[Stored data entries]
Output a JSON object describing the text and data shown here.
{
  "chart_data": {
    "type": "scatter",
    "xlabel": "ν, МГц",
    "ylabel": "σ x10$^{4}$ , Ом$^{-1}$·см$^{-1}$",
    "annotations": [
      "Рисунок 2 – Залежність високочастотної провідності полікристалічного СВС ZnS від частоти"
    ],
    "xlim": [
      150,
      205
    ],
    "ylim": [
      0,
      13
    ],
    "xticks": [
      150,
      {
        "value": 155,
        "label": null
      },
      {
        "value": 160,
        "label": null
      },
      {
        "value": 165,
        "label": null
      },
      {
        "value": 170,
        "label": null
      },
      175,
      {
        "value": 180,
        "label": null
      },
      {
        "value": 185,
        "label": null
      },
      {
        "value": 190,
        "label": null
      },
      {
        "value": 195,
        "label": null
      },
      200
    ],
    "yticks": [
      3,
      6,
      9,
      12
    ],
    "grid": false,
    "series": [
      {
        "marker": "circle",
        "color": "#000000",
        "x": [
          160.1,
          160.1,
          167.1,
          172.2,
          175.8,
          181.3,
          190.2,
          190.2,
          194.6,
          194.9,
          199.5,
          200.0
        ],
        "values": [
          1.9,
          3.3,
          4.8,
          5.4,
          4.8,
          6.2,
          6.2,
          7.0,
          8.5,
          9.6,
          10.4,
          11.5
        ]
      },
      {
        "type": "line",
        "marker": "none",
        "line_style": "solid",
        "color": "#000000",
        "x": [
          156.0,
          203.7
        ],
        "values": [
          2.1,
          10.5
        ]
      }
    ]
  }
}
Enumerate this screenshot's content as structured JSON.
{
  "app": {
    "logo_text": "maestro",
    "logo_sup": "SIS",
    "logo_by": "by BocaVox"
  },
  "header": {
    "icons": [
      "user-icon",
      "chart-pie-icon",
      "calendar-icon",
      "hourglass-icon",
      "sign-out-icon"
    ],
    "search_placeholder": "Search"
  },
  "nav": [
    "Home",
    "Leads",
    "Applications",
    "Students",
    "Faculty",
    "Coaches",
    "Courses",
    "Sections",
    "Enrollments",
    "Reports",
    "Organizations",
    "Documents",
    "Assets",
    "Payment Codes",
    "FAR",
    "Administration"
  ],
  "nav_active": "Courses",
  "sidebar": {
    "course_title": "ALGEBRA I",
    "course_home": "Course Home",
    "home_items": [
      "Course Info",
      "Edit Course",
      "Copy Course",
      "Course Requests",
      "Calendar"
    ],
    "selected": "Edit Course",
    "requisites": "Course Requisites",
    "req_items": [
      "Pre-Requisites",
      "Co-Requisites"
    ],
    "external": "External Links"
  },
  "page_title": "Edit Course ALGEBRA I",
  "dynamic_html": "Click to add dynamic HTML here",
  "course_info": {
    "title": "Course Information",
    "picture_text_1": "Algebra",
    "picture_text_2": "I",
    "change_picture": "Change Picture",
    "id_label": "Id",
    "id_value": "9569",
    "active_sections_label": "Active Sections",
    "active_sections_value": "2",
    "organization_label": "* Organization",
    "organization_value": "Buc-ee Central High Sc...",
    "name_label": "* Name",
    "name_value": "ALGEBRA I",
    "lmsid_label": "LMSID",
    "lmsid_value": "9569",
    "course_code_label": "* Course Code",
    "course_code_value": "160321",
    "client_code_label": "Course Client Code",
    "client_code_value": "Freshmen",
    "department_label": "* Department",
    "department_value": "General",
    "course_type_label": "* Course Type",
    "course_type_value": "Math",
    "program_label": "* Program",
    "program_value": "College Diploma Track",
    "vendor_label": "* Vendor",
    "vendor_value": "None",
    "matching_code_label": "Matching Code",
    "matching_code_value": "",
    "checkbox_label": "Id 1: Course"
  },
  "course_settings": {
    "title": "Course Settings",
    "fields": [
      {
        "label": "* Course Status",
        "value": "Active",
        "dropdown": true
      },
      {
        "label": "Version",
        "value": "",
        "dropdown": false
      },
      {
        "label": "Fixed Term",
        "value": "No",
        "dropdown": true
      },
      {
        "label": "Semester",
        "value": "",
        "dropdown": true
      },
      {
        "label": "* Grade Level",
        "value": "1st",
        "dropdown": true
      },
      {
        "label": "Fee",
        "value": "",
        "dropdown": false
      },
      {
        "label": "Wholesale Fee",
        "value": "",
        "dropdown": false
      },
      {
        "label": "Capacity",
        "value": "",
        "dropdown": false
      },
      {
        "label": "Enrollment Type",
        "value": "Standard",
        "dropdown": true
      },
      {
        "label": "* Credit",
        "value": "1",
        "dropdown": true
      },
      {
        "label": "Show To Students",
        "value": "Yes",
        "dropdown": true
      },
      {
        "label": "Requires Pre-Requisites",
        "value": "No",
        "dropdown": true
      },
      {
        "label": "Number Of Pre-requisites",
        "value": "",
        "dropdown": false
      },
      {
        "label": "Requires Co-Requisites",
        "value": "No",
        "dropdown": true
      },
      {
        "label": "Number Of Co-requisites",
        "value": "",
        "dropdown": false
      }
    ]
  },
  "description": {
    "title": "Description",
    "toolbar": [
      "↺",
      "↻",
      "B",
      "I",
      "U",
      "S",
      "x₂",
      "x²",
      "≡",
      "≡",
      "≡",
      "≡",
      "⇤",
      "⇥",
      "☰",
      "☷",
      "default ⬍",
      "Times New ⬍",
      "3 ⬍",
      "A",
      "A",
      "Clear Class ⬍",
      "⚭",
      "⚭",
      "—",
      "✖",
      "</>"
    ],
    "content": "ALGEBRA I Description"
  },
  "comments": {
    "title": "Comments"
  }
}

▸ Task to complete
Copy down the material exactly as written.

▸ Finished task
Output a JSON object describing the text and data shown here.
{
  "chart_data": {
    "type": "scatter",
    "xlabel": "ν, МГц",
    "ylabel": "σ x10$^{4}$ , Ом$^{-1}$·см$^{-1}$",
    "annotations": [
      "Рисунок 2 – Залежність високочастотної провідності полікристалічного СВС ZnS від частоти"
    ],
    "xlim": [
      150,
      205
    ],
    "ylim": [
      0,
      13
    ],
    "xticks": [
      150,
      {
        "value": 155,
        "label": null
      },
      {
        "value": 160,
        "label": null
      },
      {
        "value": 165,
        "label": null
      },
      {
        "value": 170,
        "label": null
      },
      175,
      {
        "value": 180,
        "label": null
      },
      {
        "value": 185,
        "label": null
      },
      {
        "value": 190,
        "label": null
      },
      {
        "value": 195,
        "label": null
      },
      200
    ],
    "yticks": [
      3,
      6,
      9,
      12
    ],
    "grid": false,
    "series": [
      {
        "marker": "circle",
        "color": "#000000",
        "x": [
          160.1,
          160.1,
          167.1,
          172.2,
          175.8,
          181.3,
          190.2,
          190.2,
          194.6,
          194.9,
          199.5,
          200.0
        ],
        "values": [
          1.9,
          3.3,
          4.8,
          5.4,
          4.8,
          6.2,
          6.2,
          7.0,
          8.5,
          9.6,
          10.4,
          11.5
        ]
      },
      {
        "type": "line",
        "marker": "none",
        "line_style": "solid",
        "color": "#000000",
        "x": [
          156.0,
          203.7
        ],
        "values": [
          2.1,
          10.5
        ]
      }
    ]
  }
}
Enumerate this screenshot's content as structured JSON.
{
  "app": {
    "logo_text": "maestro",
    "logo_sup": "SIS",
    "logo_by": "by BocaVox"
  },
  "header": {
    "icons": [
      "user-icon",
      "chart-pie-icon",
      "calendar-icon",
      "hourglass-icon",
      "sign-out-icon"
    ],
    "search_placeholder": "Search"
  },
  "nav": [
    "Home",
    "Leads",
    "Applications",
    "Students",
    "Faculty",
    "Coaches",
    "Courses",
    "Sections",
    "Enrollments",
    "Reports",
    "Organizations",
    "Documents",
    "Assets",
    "Payment Codes",
    "FAR",
    "Administration"
  ],
  "nav_active": "Courses",
  "sidebar": {
    "course_title": "ALGEBRA I",
    "course_home": "Course Home",
    "home_items": [
      "Course Info",
      "Edit Course",
      "Copy Course",
      "Course Requests",
      "Calendar"
    ],
    "selected": "Edit Course",
    "requisites": "Course Requisites",
    "req_items": [
      "Pre-Requisites",
      "Co-Requisites"
    ],
    "external": "External Links"
  },
  "page_title": "Edit Course ALGEBRA I",
  "dynamic_html": "Click to add dynamic HTML here",
  "course_info": {
    "title": "Course Information",
    "picture_text_1": "Algebra",
    "picture_text_2": "I",
    "change_picture": "Change Picture",
    "id_label": "Id",
    "id_value": "9569",
    "active_sections_label": "Active Sections",
    "active_sections_value": "2",
    "organization_label": "* Organization",
    "organization_value": "Buc-ee Central High Sc...",
    "name_label": "* Name",
    "name_value": "ALGEBRA I",
    "lmsid_label": "LMSID",
    "lmsid_value": "9569",
    "course_code_label": "* Course Code",
    "course_code_value": "160321",
    "client_code_label": "Course Client Code",
    "client_code_value": "Freshmen",
    "department_label": "* Department",
    "department_value": "General",
    "course_type_label": "* Course Type",
    "course_type_value": "Math",
    "program_label": "* Program",
    "program_value": "College Diploma Track",
    "vendor_label": "* Vendor",
    "vendor_value": "None",
    "matching_code_label": "Matching Code",
    "matching_code_value": "",
    "checkbox_label": "Id 1: Course"
  },
  "course_settings": {
    "title": "Course Settings",
    "fields": [
      {
        "label": "* Course Status",
        "value": "Active",
        "dropdown": true
      },
      {
        "label": "Version",
        "value": "",
        "dropdown": false
      },
      {
        "label": "Fixed Term",
        "value": "No",
        "dropdown": true
      },
      {
        "label": "Semester",
        "value": "",
        "dropdown": true
      },
      {
        "label": "* Grade Level",
        "value": "1st",
        "dropdown": true
      },
      {
        "label": "Fee",
        "value": "",
        "dropdown": false
      },
      {
        "label": "Wholesale Fee",
        "value": "",
        "dropdown": false
      },
      {
        "label": "Capacity",
        "value": "",
        "dropdown": false
      },
      {
        "label": "Enrollment Type",
        "value": "Standard",
        "dropdown": true
      },
      {
        "label": "* Credit",
        "value": "1",
        "dropdown": true
      },
      {
        "label": "Show To Students",
        "value": "Yes",
        "dropdown": true
      },
      {
        "label": "Requires Pre-Requisites",
        "value": "No",
        "dropdown": true
      },
      {
        "label": "Number Of Pre-requisites",
        "value": "",
        "dropdown": false
      },
      {
        "label": "Requires Co-Requisites",
        "value": "No",
        "dropdown": true
      },
      {
        "label": "Number Of Co-requisites",
        "value": "",
        "dropdown": false
      }
    ]
  },
  "description": {
    "title": "Description",
    "toolbar": [
      "↺",
      "↻",
      "B",
      "I",
      "U",
      "S",
      "x₂",
      "x²",
      "≡",
      "≡",
      "≡",
      "≡",
      "⇤",
      "⇥",
      "☰",
      "☷",
      "default ⬍",
      "Times New ⬍",
      "3 ⬍",
      "A",
      "A",
      "Clear Class ⬍",
      "⚭",
      "⚭",
      "—",
      "✖",
      "</>"
    ],
    "content": "ALGEBRA I Description"
  },
  "comments": {
    "title": "Comments"
  }
}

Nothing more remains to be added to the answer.